## BEGIN
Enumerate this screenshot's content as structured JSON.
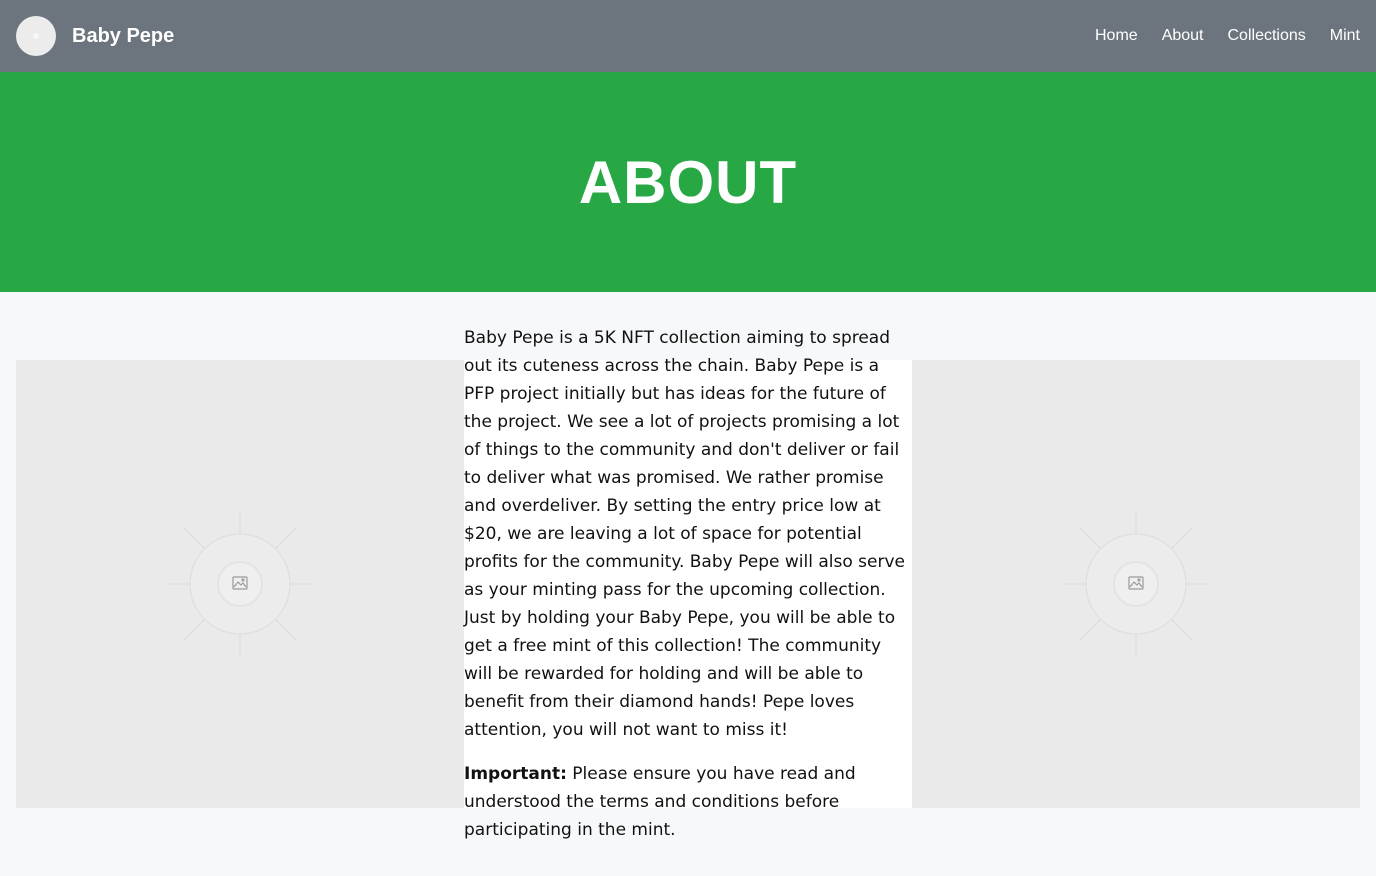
{
  "navbar": {
    "brand": "Baby Pepe",
    "links": [
      "Home",
      "About",
      "Collections",
      "Mint"
    ]
  },
  "hero": {
    "title": "ABOUT"
  },
  "about": {
    "paragraph": "Baby Pepe is a 5K NFT collection aiming to spread out its cuteness across the chain. Baby Pepe is a PFP project initially but has ideas for the future of the project. We see a lot of projects promising a lot of things to the community and don't deliver or fail to deliver what was promised. We rather promise and overdeliver. By setting the entry price low at $20, we are leaving a lot of space for potential profits for the community. Baby Pepe will also serve as your minting pass for the upcoming collection. Just by holding your Baby Pepe, you will be able to get a free mint of this collection! The community will be rewarded for holding and will be able to benefit from their diamond hands! Pepe loves attention, you will not want to miss it!",
    "important_label": "Important:",
    "important_text": " Please ensure you have read and understood the terms and conditions before participating in the mint."
  },
  "icons": {
    "logo": "avatar-placeholder-icon",
    "image_placeholder": "image-placeholder-icon"
  },
  "colors": {
    "navbar": "#6c757d",
    "hero": "#28a745",
    "page_bg": "#f7f8fa"
  }
}
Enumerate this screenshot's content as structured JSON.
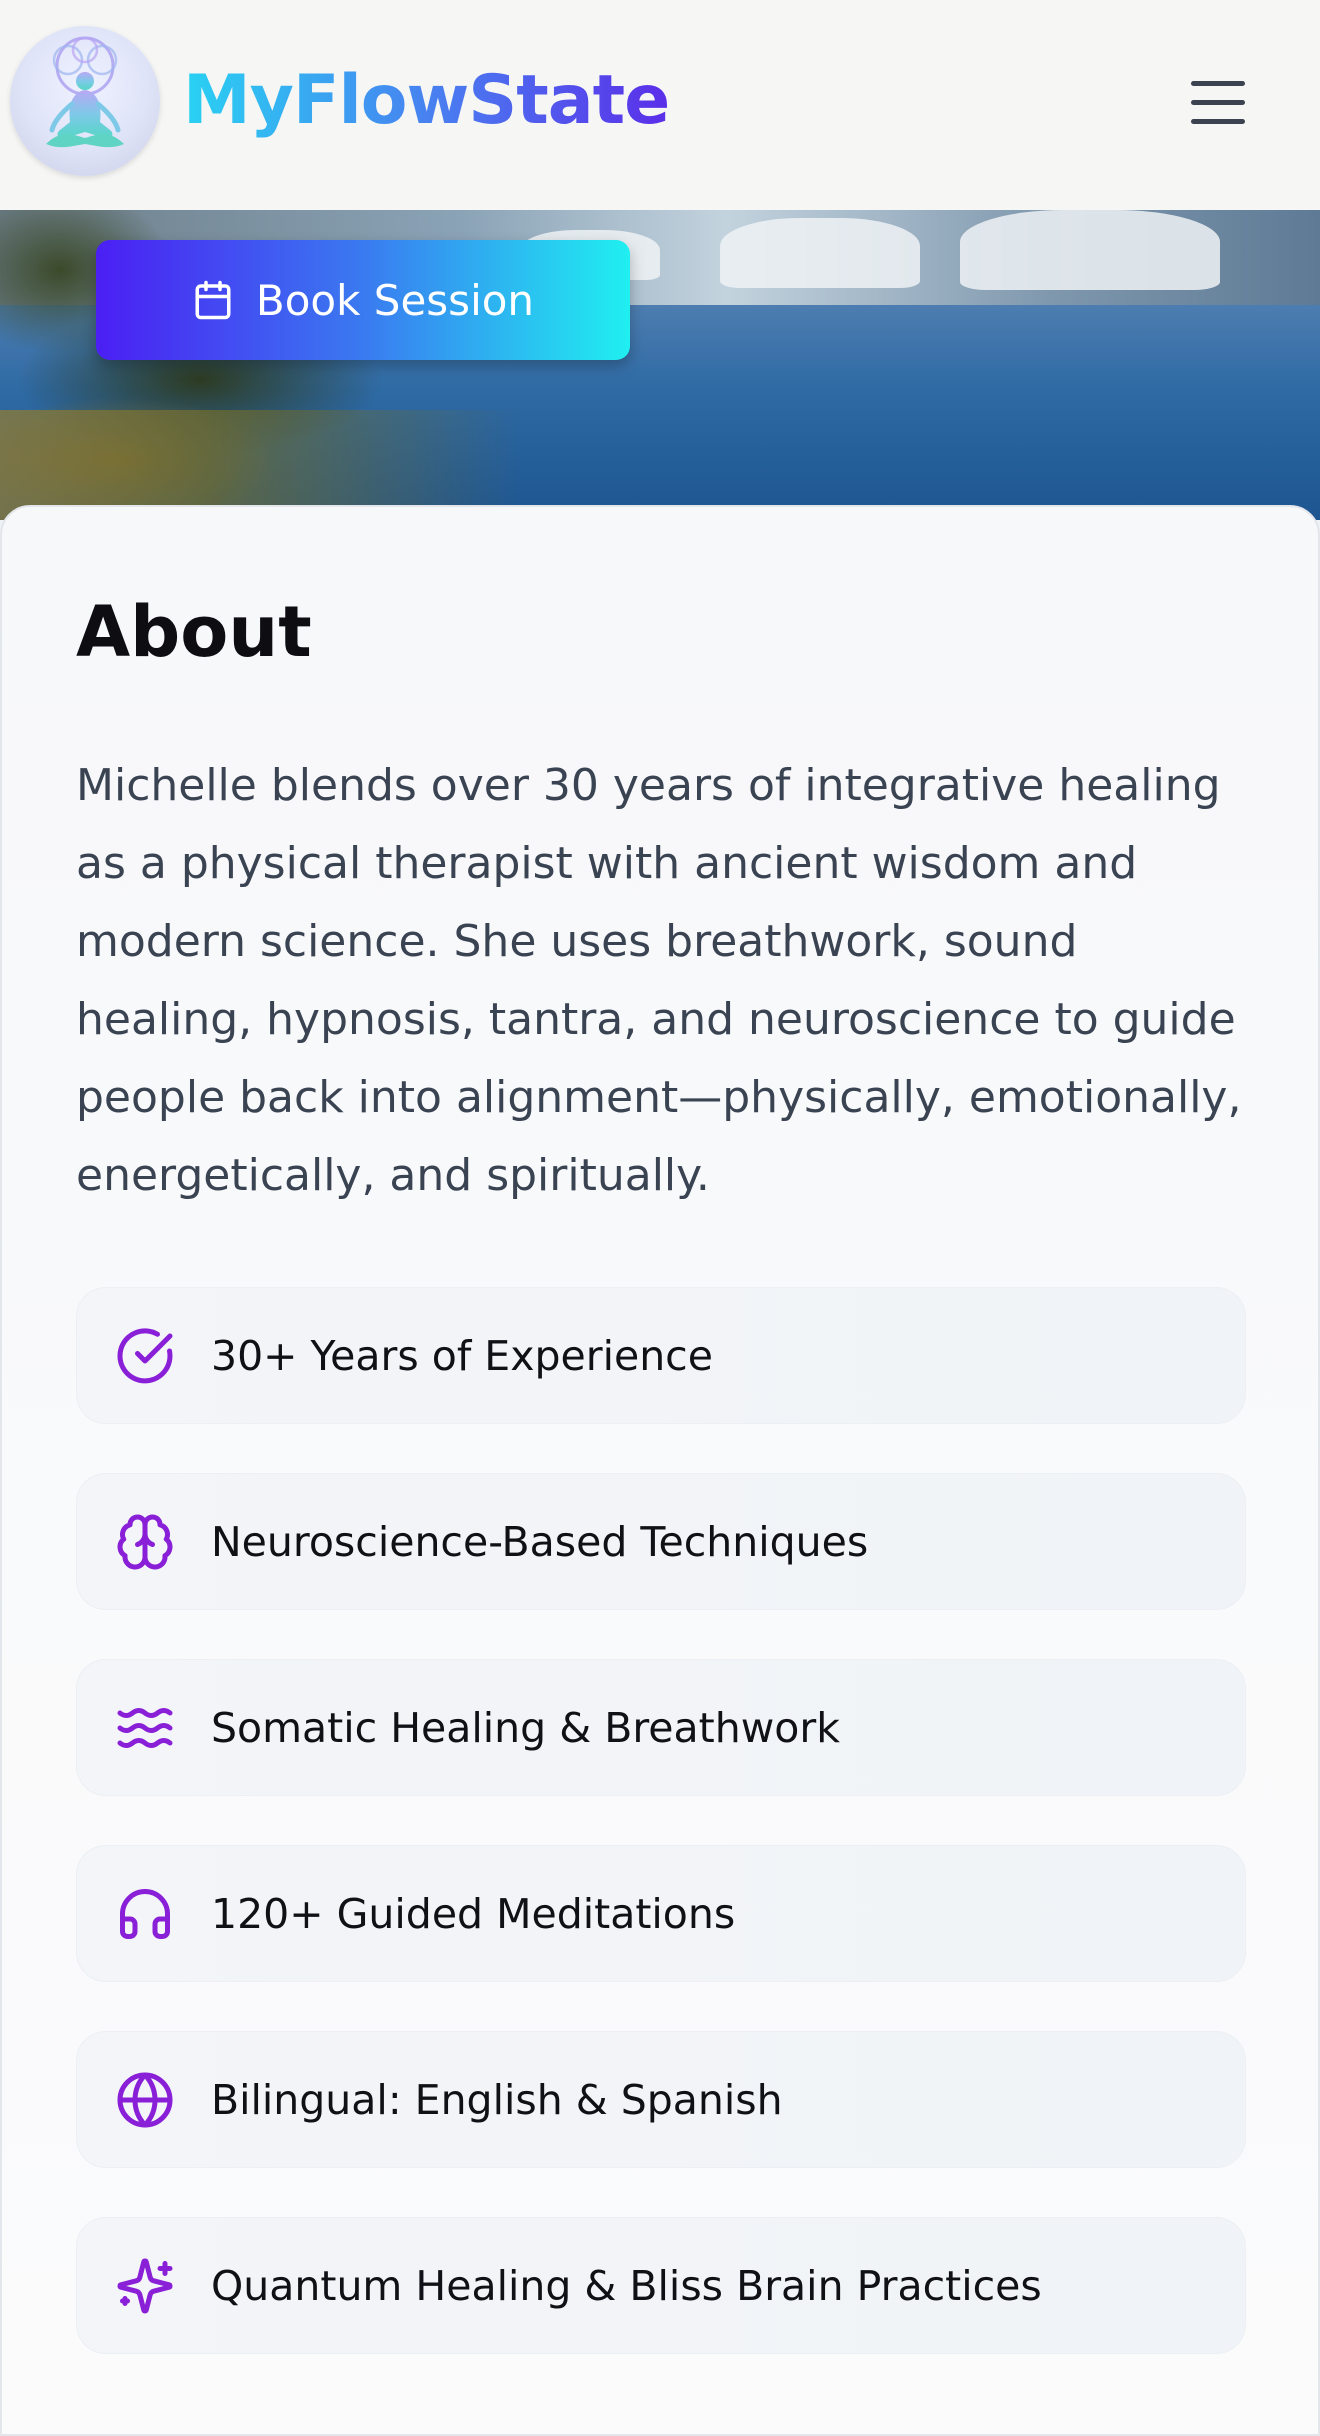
{
  "header": {
    "brand": "MyFlowState",
    "logo_icon": "meditation-tree-logo",
    "menu_icon": "hamburger-menu-icon"
  },
  "hero": {
    "book_button_label": "Book Session",
    "book_button_icon": "calendar-icon"
  },
  "about": {
    "title": "About",
    "body": "Michelle blends over 30 years of integrative healing as a physical therapist with ancient wisdom and modern science. She uses breathwork, sound healing, hypnosis, tantra, and neuroscience to guide people back into alignment—physically, emotionally, energetically, and spiritually.",
    "features": [
      {
        "icon": "check-circle-icon",
        "label": "30+ Years of Experience"
      },
      {
        "icon": "brain-icon",
        "label": "Neuroscience-Based Techniques"
      },
      {
        "icon": "waves-icon",
        "label": "Somatic Healing & Breathwork"
      },
      {
        "icon": "headphones-icon",
        "label": "120+ Guided Meditations"
      },
      {
        "icon": "globe-icon",
        "label": "Bilingual: English & Spanish"
      },
      {
        "icon": "sparkles-icon",
        "label": "Quantum Healing & Bliss Brain Practices"
      }
    ]
  },
  "colors": {
    "accent_purple": "#8a1fd8",
    "brand_gradient_start": "#29d2f2",
    "brand_gradient_end": "#5b2ee9",
    "button_gradient_start": "#4b1ff3",
    "button_gradient_end": "#20eff0"
  }
}
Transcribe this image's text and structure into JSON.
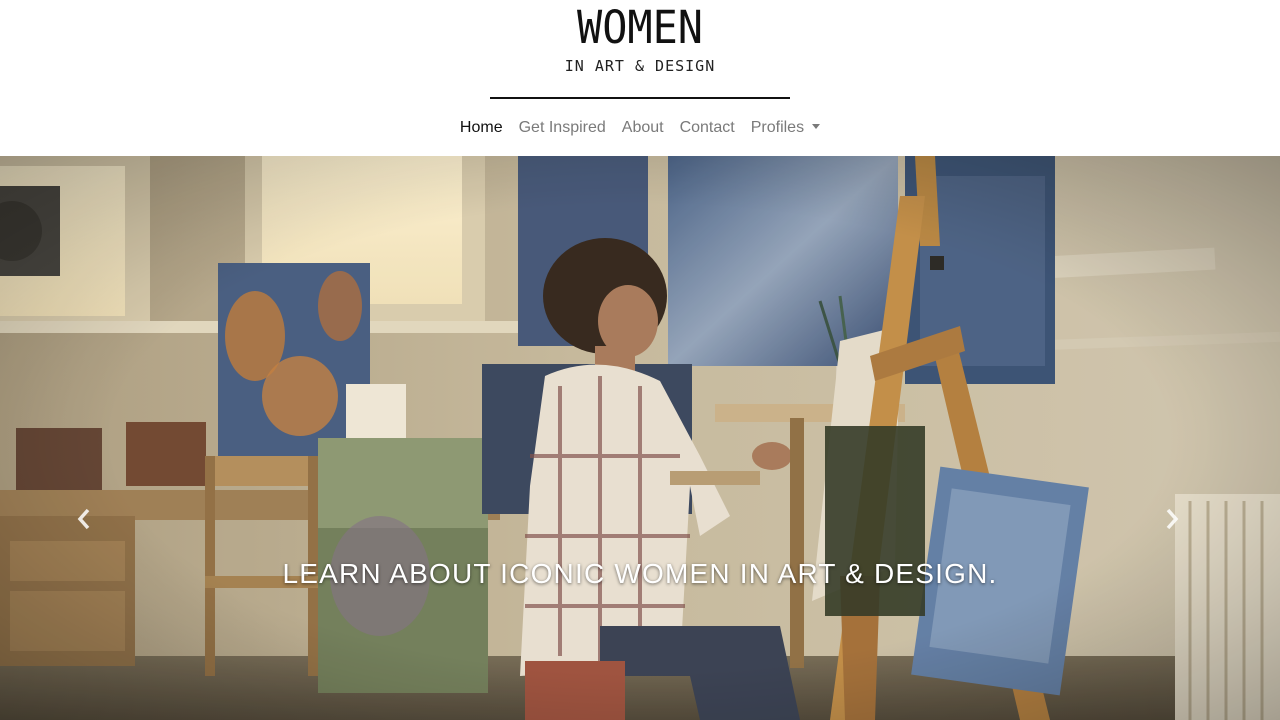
{
  "logo": {
    "title": "WOMEN",
    "subtitle": "IN ART & DESIGN"
  },
  "nav": {
    "items": [
      {
        "label": "Home",
        "active": true
      },
      {
        "label": "Get Inspired",
        "active": false
      },
      {
        "label": "About",
        "active": false
      },
      {
        "label": "Contact",
        "active": false
      },
      {
        "label": "Profiles",
        "active": false,
        "dropdown": true
      }
    ]
  },
  "carousel": {
    "caption": "LEARN ABOUT ICONIC WOMEN IN ART & DESIGN.",
    "prev_icon": "chevron-left-icon",
    "next_icon": "chevron-right-icon"
  },
  "colors": {
    "active_nav": "#111111",
    "nav": "#7a7a7a",
    "caption": "#ffffff"
  }
}
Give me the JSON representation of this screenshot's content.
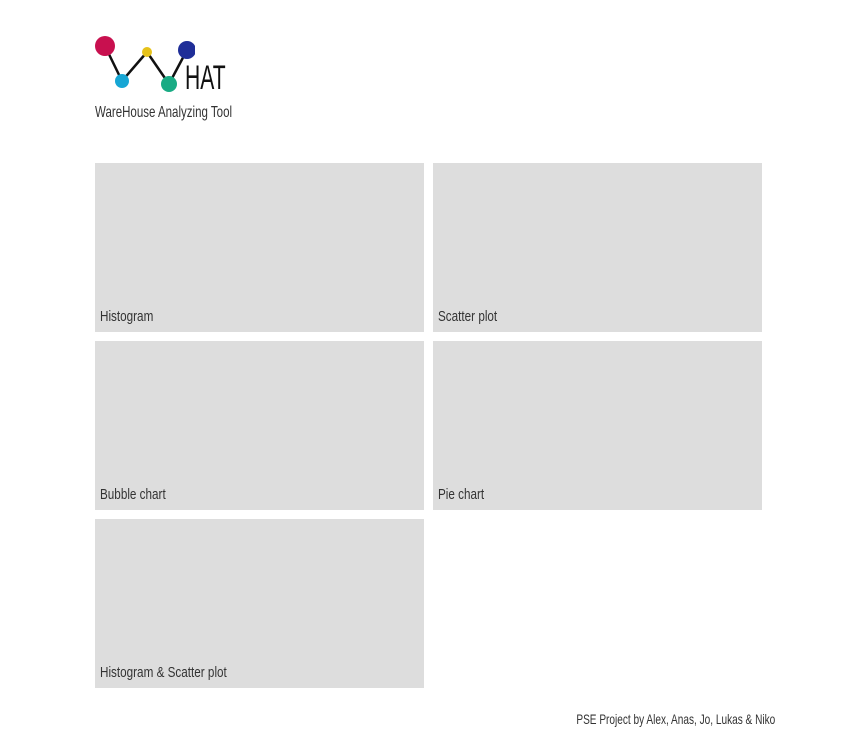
## END
Exercise instructions => Pictures are excluded; copy every other part of the records exactly.

Answer to the exercise =>
Enumerate this screenshot's content as structured JSON.
{
  "navbar": {
    "brand": "Baby Pepe",
    "links": [
      "Home",
      "About",
      "Collections",
      "Mint"
    ]
  },
  "hero": {
    "title": "ABOUT"
  },
  "about": {
    "paragraph": "Baby Pepe is a 5K NFT collection aiming to spread out its cuteness across the chain. Baby Pepe is a PFP project initially but has ideas for the future of the project. We see a lot of projects promising a lot of things to the community and don't deliver or fail to deliver what was promised. We rather promise and overdeliver. By setting the entry price low at $20, we are leaving a lot of space for potential profits for the community. Baby Pepe will also serve as your minting pass for the upcoming collection. Just by holding your Baby Pepe, you will be able to get a free mint of this collection! The community will be rewarded for holding and will be able to benefit from their diamond hands! Pepe loves attention, you will not want to miss it!",
    "important_label": "Important:",
    "important_text": " Please ensure you have read and understood the terms and conditions before participating in the mint."
  },
  "icons": {
    "logo": "avatar-placeholder-icon",
    "image_placeholder": "image-placeholder-icon"
  },
  "colors": {
    "navbar": "#6c757d",
    "hero": "#28a745",
    "page_bg": "#f7f8fa"
  }
}
Enumerate this screenshot's content as structured JSON.
{
  "header": {
    "brand": "MyFlowState",
    "logo_icon": "meditation-tree-logo",
    "menu_icon": "hamburger-menu-icon"
  },
  "hero": {
    "book_button_label": "Book Session",
    "book_button_icon": "calendar-icon"
  },
  "about": {
    "title": "About",
    "body": "Michelle blends over 30 years of integrative healing as a physical therapist with ancient wisdom and modern science. She uses breathwork, sound healing, hypnosis, tantra, and neuroscience to guide people back into alignment—physically, emotionally, energetically, and spiritually.",
    "features": [
      {
        "icon": "check-circle-icon",
        "label": "30+ Years of Experience"
      },
      {
        "icon": "brain-icon",
        "label": "Neuroscience-Based Techniques"
      },
      {
        "icon": "waves-icon",
        "label": "Somatic Healing & Breathwork"
      },
      {
        "icon": "headphones-icon",
        "label": "120+ Guided Meditations"
      },
      {
        "icon": "globe-icon",
        "label": "Bilingual: English & Spanish"
      },
      {
        "icon": "sparkles-icon",
        "label": "Quantum Healing & Bliss Brain Practices"
      }
    ]
  },
  "colors": {
    "accent_purple": "#8a1fd8",
    "brand_gradient_start": "#29d2f2",
    "brand_gradient_end": "#5b2ee9",
    "button_gradient_start": "#4b1ff3",
    "button_gradient_end": "#20eff0"
  }
}
Transcribe this image's text and structure into JSON.
{
  "logo": {
    "title": "WOMEN",
    "subtitle": "IN ART & DESIGN"
  },
  "nav": {
    "items": [
      {
        "label": "Home",
        "active": true
      },
      {
        "label": "Get Inspired",
        "active": false
      },
      {
        "label": "About",
        "active": false
      },
      {
        "label": "Contact",
        "active": false
      },
      {
        "label": "Profiles",
        "active": false,
        "dropdown": true
      }
    ]
  },
  "carousel": {
    "caption": "LEARN ABOUT ICONIC WOMEN IN ART & DESIGN.",
    "prev_icon": "chevron-left-icon",
    "next_icon": "chevron-right-icon"
  },
  "colors": {
    "active_nav": "#111111",
    "nav": "#7a7a7a",
    "caption": "#ffffff"
  }
}
Give me the JSON representation of this screenshot's content.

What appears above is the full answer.